Problem to work on:
Restate all of the data exactly.

---+---

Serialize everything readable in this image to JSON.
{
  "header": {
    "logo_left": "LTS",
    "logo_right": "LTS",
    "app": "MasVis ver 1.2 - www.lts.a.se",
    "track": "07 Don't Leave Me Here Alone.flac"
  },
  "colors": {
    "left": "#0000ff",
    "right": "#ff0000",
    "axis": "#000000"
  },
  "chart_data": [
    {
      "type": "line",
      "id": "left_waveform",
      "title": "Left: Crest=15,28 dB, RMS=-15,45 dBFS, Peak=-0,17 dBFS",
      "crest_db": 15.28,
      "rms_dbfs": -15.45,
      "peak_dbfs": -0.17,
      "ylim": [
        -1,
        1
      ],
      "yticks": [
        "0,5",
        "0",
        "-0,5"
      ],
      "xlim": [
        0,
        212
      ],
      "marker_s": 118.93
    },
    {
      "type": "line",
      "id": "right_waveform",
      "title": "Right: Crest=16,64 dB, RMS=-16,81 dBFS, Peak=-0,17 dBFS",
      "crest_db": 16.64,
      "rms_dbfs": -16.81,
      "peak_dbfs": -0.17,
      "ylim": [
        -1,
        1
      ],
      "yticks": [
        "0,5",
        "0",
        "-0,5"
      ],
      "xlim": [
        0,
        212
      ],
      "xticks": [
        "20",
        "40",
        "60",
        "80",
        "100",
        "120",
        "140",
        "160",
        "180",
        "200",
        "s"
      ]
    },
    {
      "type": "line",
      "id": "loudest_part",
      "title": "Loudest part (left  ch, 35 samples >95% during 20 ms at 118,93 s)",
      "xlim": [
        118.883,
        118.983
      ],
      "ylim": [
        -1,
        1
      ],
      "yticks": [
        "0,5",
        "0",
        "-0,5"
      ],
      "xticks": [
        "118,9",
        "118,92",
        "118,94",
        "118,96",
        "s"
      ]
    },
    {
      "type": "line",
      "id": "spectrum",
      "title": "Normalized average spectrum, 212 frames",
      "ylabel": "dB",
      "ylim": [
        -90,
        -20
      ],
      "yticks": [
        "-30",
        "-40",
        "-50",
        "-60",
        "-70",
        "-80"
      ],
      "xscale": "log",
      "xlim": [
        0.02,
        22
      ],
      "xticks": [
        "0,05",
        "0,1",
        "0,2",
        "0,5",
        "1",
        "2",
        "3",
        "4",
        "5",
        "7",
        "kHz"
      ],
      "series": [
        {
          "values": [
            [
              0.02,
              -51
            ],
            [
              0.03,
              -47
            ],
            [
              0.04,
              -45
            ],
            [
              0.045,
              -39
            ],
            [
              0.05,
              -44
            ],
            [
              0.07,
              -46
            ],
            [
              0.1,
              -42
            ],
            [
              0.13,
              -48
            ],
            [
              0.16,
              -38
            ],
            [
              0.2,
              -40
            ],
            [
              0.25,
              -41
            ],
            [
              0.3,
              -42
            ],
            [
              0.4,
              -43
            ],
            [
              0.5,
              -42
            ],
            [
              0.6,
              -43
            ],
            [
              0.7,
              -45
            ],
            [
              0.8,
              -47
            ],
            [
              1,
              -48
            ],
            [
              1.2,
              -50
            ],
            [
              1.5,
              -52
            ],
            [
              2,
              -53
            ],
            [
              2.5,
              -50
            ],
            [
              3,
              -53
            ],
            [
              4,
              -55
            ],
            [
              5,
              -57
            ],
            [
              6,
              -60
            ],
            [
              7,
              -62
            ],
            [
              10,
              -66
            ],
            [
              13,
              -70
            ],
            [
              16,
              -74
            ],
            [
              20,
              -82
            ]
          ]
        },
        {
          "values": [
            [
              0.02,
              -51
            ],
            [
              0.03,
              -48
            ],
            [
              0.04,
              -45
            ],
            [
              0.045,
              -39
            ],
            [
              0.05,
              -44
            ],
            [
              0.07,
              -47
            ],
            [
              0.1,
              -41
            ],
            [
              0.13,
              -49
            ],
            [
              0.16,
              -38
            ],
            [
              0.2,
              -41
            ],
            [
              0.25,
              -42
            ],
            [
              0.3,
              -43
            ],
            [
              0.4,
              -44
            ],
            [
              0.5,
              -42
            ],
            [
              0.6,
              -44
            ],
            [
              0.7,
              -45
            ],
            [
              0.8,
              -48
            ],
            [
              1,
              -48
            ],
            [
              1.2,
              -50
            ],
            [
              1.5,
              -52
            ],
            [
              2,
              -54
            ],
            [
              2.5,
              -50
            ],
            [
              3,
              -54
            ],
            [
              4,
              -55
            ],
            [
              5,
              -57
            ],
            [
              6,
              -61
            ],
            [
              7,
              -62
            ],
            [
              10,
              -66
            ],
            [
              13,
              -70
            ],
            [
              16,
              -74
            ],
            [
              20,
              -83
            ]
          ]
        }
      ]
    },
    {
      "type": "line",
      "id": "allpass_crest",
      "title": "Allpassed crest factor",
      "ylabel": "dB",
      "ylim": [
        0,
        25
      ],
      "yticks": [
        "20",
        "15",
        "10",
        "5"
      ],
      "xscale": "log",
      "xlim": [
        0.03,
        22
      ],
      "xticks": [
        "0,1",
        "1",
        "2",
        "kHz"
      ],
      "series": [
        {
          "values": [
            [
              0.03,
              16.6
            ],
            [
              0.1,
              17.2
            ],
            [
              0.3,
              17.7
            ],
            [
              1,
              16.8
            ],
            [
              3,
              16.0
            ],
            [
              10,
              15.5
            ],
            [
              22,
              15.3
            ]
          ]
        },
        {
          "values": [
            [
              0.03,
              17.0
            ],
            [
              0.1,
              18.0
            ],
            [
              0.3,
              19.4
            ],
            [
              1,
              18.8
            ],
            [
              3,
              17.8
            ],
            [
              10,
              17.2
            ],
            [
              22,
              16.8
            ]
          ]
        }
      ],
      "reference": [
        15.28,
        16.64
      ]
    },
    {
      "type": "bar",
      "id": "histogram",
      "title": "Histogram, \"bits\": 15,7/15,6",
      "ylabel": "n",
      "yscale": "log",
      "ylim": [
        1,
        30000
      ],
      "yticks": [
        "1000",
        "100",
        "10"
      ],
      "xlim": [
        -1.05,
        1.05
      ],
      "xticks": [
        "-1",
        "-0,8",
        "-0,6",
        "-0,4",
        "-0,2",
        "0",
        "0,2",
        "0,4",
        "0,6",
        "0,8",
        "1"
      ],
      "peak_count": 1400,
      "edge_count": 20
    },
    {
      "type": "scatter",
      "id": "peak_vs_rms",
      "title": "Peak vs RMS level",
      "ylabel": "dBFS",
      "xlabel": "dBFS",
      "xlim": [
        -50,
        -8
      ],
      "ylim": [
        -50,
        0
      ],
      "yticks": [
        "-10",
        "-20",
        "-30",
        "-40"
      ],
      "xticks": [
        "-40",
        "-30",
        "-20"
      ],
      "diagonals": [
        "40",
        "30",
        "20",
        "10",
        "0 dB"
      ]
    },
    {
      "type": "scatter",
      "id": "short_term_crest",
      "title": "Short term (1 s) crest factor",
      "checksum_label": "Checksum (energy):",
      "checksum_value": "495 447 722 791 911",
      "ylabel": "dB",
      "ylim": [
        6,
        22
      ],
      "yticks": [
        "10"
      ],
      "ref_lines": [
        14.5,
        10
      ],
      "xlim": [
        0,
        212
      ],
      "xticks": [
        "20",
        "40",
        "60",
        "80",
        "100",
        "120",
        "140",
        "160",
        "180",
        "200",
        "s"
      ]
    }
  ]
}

---+---

Solved problem:
Serialize everything readable in this image to JSON.
{
  "header": {
    "logo_left": "LTS",
    "logo_right": "LTS",
    "app": "MasVis ver 1.2 - www.lts.a.se",
    "track": "07 Don't Leave Me Here Alone.flac"
  },
  "colors": {
    "left": "#0000ff",
    "right": "#ff0000",
    "axis": "#000000"
  },
  "chart_data": [
    {
      "type": "line",
      "id": "left_waveform",
      "title": "Left: Crest=15,28 dB, RMS=-15,45 dBFS, Peak=-0,17 dBFS",
      "crest_db": 15.28,
      "rms_dbfs": -15.45,
      "peak_dbfs": -0.17,
      "ylim": [
        -1,
        1
      ],
      "yticks": [
        "0,5",
        "0",
        "-0,5"
      ],
      "xlim": [
        0,
        212
      ],
      "marker_s": 118.93
    },
    {
      "type": "line",
      "id": "right_waveform",
      "title": "Right: Crest=16,64 dB, RMS=-16,81 dBFS, Peak=-0,17 dBFS",
      "crest_db": 16.64,
      "rms_dbfs": -16.81,
      "peak_dbfs": -0.17,
      "ylim": [
        -1,
        1
      ],
      "yticks": [
        "0,5",
        "0",
        "-0,5"
      ],
      "xlim": [
        0,
        212
      ],
      "xticks": [
        "20",
        "40",
        "60",
        "80",
        "100",
        "120",
        "140",
        "160",
        "180",
        "200",
        "s"
      ]
    },
    {
      "type": "line",
      "id": "loudest_part",
      "title": "Loudest part (left  ch, 35 samples >95% during 20 ms at 118,93 s)",
      "xlim": [
        118.883,
        118.983
      ],
      "ylim": [
        -1,
        1
      ],
      "yticks": [
        "0,5",
        "0",
        "-0,5"
      ],
      "xticks": [
        "118,9",
        "118,92",
        "118,94",
        "118,96",
        "s"
      ]
    },
    {
      "type": "line",
      "id": "spectrum",
      "title": "Normalized average spectrum, 212 frames",
      "ylabel": "dB",
      "ylim": [
        -90,
        -20
      ],
      "yticks": [
        "-30",
        "-40",
        "-50",
        "-60",
        "-70",
        "-80"
      ],
      "xscale": "log",
      "xlim": [
        0.02,
        22
      ],
      "xticks": [
        "0,05",
        "0,1",
        "0,2",
        "0,5",
        "1",
        "2",
        "3",
        "4",
        "5",
        "7",
        "kHz"
      ],
      "series": [
        {
          "values": [
            [
              0.02,
              -51
            ],
            [
              0.03,
              -47
            ],
            [
              0.04,
              -45
            ],
            [
              0.045,
              -39
            ],
            [
              0.05,
              -44
            ],
            [
              0.07,
              -46
            ],
            [
              0.1,
              -42
            ],
            [
              0.13,
              -48
            ],
            [
              0.16,
              -38
            ],
            [
              0.2,
              -40
            ],
            [
              0.25,
              -41
            ],
            [
              0.3,
              -42
            ],
            [
              0.4,
              -43
            ],
            [
              0.5,
              -42
            ],
            [
              0.6,
              -43
            ],
            [
              0.7,
              -45
            ],
            [
              0.8,
              -47
            ],
            [
              1,
              -48
            ],
            [
              1.2,
              -50
            ],
            [
              1.5,
              -52
            ],
            [
              2,
              -53
            ],
            [
              2.5,
              -50
            ],
            [
              3,
              -53
            ],
            [
              4,
              -55
            ],
            [
              5,
              -57
            ],
            [
              6,
              -60
            ],
            [
              7,
              -62
            ],
            [
              10,
              -66
            ],
            [
              13,
              -70
            ],
            [
              16,
              -74
            ],
            [
              20,
              -82
            ]
          ]
        },
        {
          "values": [
            [
              0.02,
              -51
            ],
            [
              0.03,
              -48
            ],
            [
              0.04,
              -45
            ],
            [
              0.045,
              -39
            ],
            [
              0.05,
              -44
            ],
            [
              0.07,
              -47
            ],
            [
              0.1,
              -41
            ],
            [
              0.13,
              -49
            ],
            [
              0.16,
              -38
            ],
            [
              0.2,
              -41
            ],
            [
              0.25,
              -42
            ],
            [
              0.3,
              -43
            ],
            [
              0.4,
              -44
            ],
            [
              0.5,
              -42
            ],
            [
              0.6,
              -44
            ],
            [
              0.7,
              -45
            ],
            [
              0.8,
              -48
            ],
            [
              1,
              -48
            ],
            [
              1.2,
              -50
            ],
            [
              1.5,
              -52
            ],
            [
              2,
              -54
            ],
            [
              2.5,
              -50
            ],
            [
              3,
              -54
            ],
            [
              4,
              -55
            ],
            [
              5,
              -57
            ],
            [
              6,
              -61
            ],
            [
              7,
              -62
            ],
            [
              10,
              -66
            ],
            [
              13,
              -70
            ],
            [
              16,
              -74
            ],
            [
              20,
              -83
            ]
          ]
        }
      ]
    },
    {
      "type": "line",
      "id": "allpass_crest",
      "title": "Allpassed crest factor",
      "ylabel": "dB",
      "ylim": [
        0,
        25
      ],
      "yticks": [
        "20",
        "15",
        "10",
        "5"
      ],
      "xscale": "log",
      "xlim": [
        0.03,
        22
      ],
      "xticks": [
        "0,1",
        "1",
        "2",
        "kHz"
      ],
      "series": [
        {
          "values": [
            [
              0.03,
              16.6
            ],
            [
              0.1,
              17.2
            ],
            [
              0.3,
              17.7
            ],
            [
              1,
              16.8
            ],
            [
              3,
              16.0
            ],
            [
              10,
              15.5
            ],
            [
              22,
              15.3
            ]
          ]
        },
        {
          "values": [
            [
              0.03,
              17.0
            ],
            [
              0.1,
              18.0
            ],
            [
              0.3,
              19.4
            ],
            [
              1,
              18.8
            ],
            [
              3,
              17.8
            ],
            [
              10,
              17.2
            ],
            [
              22,
              16.8
            ]
          ]
        }
      ],
      "reference": [
        15.28,
        16.64
      ]
    },
    {
      "type": "bar",
      "id": "histogram",
      "title": "Histogram, \"bits\": 15,7/15,6",
      "ylabel": "n",
      "yscale": "log",
      "ylim": [
        1,
        30000
      ],
      "yticks": [
        "1000",
        "100",
        "10"
      ],
      "xlim": [
        -1.05,
        1.05
      ],
      "xticks": [
        "-1",
        "-0,8",
        "-0,6",
        "-0,4",
        "-0,2",
        "0",
        "0,2",
        "0,4",
        "0,6",
        "0,8",
        "1"
      ],
      "peak_count": 1400,
      "edge_count": 20
    },
    {
      "type": "scatter",
      "id": "peak_vs_rms",
      "title": "Peak vs RMS level",
      "ylabel": "dBFS",
      "xlabel": "dBFS",
      "xlim": [
        -50,
        -8
      ],
      "ylim": [
        -50,
        0
      ],
      "yticks": [
        "-10",
        "-20",
        "-30",
        "-40"
      ],
      "xticks": [
        "-40",
        "-30",
        "-20"
      ],
      "diagonals": [
        "40",
        "30",
        "20",
        "10",
        "0 dB"
      ]
    },
    {
      "type": "scatter",
      "id": "short_term_crest",
      "title": "Short term (1 s) crest factor",
      "checksum_label": "Checksum (energy):",
      "checksum_value": "495 447 722 791 911",
      "ylabel": "dB",
      "ylim": [
        6,
        22
      ],
      "yticks": [
        "10"
      ],
      "ref_lines": [
        14.5,
        10
      ],
      "xlim": [
        0,
        212
      ],
      "xticks": [
        "20",
        "40",
        "60",
        "80",
        "100",
        "120",
        "140",
        "160",
        "180",
        "200",
        "s"
      ]
    }
  ]
}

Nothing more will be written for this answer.